TASK STATEMENT: Examine the entries and show every line in which the word "Рисунок" is found.

* * *

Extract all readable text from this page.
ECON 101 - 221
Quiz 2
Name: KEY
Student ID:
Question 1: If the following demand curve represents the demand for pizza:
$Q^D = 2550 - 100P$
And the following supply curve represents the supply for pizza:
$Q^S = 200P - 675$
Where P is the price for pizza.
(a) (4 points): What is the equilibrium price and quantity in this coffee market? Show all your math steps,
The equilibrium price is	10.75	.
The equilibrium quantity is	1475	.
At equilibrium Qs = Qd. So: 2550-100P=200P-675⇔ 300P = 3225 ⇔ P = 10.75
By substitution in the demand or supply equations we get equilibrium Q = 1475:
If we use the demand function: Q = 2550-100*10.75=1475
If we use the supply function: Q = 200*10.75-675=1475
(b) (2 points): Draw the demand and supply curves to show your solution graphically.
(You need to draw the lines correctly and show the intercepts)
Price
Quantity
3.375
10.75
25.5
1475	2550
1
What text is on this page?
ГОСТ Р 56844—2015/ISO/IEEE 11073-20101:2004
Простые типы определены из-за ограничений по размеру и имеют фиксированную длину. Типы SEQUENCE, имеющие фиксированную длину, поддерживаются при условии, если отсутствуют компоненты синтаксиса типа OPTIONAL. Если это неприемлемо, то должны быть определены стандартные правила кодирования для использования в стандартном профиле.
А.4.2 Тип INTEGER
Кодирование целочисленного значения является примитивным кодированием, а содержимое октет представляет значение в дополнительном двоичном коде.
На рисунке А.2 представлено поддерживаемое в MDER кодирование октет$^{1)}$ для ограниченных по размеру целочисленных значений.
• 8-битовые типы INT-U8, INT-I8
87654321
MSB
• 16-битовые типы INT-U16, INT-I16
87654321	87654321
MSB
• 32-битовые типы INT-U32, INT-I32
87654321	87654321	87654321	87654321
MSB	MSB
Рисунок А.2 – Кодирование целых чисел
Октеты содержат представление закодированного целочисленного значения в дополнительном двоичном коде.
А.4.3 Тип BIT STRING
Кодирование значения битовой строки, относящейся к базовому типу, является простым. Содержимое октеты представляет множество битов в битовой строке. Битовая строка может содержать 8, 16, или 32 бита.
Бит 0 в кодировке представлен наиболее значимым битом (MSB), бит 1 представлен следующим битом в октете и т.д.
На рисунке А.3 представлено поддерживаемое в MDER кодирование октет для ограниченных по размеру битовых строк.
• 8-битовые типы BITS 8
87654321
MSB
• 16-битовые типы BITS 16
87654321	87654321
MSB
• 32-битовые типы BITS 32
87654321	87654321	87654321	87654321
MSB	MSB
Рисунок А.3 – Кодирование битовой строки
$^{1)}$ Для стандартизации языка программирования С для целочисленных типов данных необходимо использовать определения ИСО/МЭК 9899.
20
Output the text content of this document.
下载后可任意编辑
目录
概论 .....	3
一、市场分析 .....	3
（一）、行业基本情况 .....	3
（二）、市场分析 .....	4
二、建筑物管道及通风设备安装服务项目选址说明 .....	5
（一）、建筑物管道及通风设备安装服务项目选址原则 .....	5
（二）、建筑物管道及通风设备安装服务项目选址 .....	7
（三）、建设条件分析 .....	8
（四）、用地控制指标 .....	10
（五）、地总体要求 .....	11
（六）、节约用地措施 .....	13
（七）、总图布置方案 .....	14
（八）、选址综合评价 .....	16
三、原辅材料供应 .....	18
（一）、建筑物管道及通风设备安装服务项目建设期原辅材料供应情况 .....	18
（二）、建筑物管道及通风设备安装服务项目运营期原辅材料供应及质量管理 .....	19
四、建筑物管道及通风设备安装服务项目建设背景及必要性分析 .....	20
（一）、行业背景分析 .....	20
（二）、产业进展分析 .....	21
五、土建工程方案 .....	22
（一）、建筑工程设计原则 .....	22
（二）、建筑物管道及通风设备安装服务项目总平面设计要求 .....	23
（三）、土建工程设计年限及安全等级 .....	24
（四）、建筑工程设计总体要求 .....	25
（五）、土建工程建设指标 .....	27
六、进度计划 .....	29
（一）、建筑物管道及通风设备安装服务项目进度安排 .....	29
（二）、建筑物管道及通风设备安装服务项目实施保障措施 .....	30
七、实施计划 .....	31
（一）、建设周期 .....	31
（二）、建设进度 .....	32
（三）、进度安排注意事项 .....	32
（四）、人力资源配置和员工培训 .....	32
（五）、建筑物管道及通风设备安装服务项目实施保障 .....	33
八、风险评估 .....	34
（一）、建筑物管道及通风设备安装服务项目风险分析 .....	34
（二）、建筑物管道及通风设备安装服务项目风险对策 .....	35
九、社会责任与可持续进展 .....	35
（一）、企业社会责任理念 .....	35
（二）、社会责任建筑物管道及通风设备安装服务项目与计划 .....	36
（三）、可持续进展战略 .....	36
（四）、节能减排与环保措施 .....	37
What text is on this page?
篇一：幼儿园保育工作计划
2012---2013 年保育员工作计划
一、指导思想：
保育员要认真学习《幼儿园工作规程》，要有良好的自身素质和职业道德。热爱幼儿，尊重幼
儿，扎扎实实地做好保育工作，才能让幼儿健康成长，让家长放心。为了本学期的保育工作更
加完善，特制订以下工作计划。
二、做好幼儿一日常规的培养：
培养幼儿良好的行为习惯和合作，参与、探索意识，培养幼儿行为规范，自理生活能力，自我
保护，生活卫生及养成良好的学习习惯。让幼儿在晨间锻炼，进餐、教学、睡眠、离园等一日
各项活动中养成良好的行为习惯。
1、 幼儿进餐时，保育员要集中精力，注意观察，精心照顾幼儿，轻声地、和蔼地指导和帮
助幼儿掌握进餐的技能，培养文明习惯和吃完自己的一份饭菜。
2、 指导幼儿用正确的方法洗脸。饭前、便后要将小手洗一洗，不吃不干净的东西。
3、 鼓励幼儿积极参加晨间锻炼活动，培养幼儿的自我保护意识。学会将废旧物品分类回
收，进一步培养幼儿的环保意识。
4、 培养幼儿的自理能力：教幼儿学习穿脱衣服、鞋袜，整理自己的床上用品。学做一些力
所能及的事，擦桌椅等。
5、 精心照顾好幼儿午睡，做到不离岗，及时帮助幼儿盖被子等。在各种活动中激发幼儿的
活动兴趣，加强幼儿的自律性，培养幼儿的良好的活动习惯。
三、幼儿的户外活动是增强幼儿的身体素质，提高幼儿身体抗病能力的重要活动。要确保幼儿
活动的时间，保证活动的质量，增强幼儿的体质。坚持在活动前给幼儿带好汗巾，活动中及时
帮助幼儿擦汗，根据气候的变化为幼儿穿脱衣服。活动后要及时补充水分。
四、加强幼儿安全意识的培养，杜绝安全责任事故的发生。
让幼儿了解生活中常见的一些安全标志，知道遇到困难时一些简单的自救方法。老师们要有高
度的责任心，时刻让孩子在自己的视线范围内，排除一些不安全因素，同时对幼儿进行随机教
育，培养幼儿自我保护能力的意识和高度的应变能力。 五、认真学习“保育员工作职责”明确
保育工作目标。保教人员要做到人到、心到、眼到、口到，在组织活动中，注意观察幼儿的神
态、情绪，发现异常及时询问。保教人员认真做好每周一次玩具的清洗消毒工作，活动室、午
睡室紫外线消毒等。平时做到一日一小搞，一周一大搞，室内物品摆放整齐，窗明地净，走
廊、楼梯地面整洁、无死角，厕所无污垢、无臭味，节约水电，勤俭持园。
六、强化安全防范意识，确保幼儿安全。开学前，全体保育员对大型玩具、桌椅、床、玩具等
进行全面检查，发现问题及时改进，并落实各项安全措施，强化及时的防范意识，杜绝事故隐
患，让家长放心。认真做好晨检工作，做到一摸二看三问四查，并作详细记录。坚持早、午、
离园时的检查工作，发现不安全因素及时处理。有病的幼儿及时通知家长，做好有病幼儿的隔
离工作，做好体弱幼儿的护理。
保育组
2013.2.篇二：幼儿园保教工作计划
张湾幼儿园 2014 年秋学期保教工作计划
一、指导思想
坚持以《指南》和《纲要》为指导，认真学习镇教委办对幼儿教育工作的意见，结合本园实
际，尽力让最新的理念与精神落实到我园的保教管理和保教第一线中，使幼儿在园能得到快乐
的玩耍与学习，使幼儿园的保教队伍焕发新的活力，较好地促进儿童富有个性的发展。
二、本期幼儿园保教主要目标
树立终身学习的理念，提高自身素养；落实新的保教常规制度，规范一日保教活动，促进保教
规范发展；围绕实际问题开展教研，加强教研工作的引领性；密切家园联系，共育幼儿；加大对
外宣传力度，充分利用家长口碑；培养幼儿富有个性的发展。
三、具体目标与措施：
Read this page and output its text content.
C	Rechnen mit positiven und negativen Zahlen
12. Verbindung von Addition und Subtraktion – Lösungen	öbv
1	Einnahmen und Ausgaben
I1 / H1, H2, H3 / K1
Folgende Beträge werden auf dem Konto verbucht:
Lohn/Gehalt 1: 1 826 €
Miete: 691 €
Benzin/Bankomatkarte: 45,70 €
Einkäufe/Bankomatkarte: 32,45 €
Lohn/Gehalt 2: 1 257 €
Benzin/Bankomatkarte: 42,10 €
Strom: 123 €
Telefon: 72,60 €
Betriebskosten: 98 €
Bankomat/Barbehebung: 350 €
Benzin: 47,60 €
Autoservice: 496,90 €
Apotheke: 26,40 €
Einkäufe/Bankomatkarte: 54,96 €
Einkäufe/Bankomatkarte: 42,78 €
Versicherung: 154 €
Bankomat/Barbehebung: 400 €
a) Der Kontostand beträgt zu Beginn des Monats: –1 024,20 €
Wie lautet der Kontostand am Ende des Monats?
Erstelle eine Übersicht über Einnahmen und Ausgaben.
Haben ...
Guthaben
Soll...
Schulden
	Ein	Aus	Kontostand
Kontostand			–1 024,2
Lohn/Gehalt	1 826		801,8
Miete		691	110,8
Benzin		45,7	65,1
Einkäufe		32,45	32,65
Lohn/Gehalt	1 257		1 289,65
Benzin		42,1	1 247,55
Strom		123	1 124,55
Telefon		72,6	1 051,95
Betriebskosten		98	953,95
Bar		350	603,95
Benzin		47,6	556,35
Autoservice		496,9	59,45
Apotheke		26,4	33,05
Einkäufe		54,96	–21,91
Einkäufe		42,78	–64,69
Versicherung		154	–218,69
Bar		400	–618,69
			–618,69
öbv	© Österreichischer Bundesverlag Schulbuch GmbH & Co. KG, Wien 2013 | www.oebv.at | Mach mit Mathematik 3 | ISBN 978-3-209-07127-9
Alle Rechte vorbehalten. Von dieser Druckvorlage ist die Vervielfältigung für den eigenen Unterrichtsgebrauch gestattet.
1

* * *

FULL ANSWER:
Рисунок А.2 – Кодирование целых чисел
Рисунок А.3 – Кодирование битовой строки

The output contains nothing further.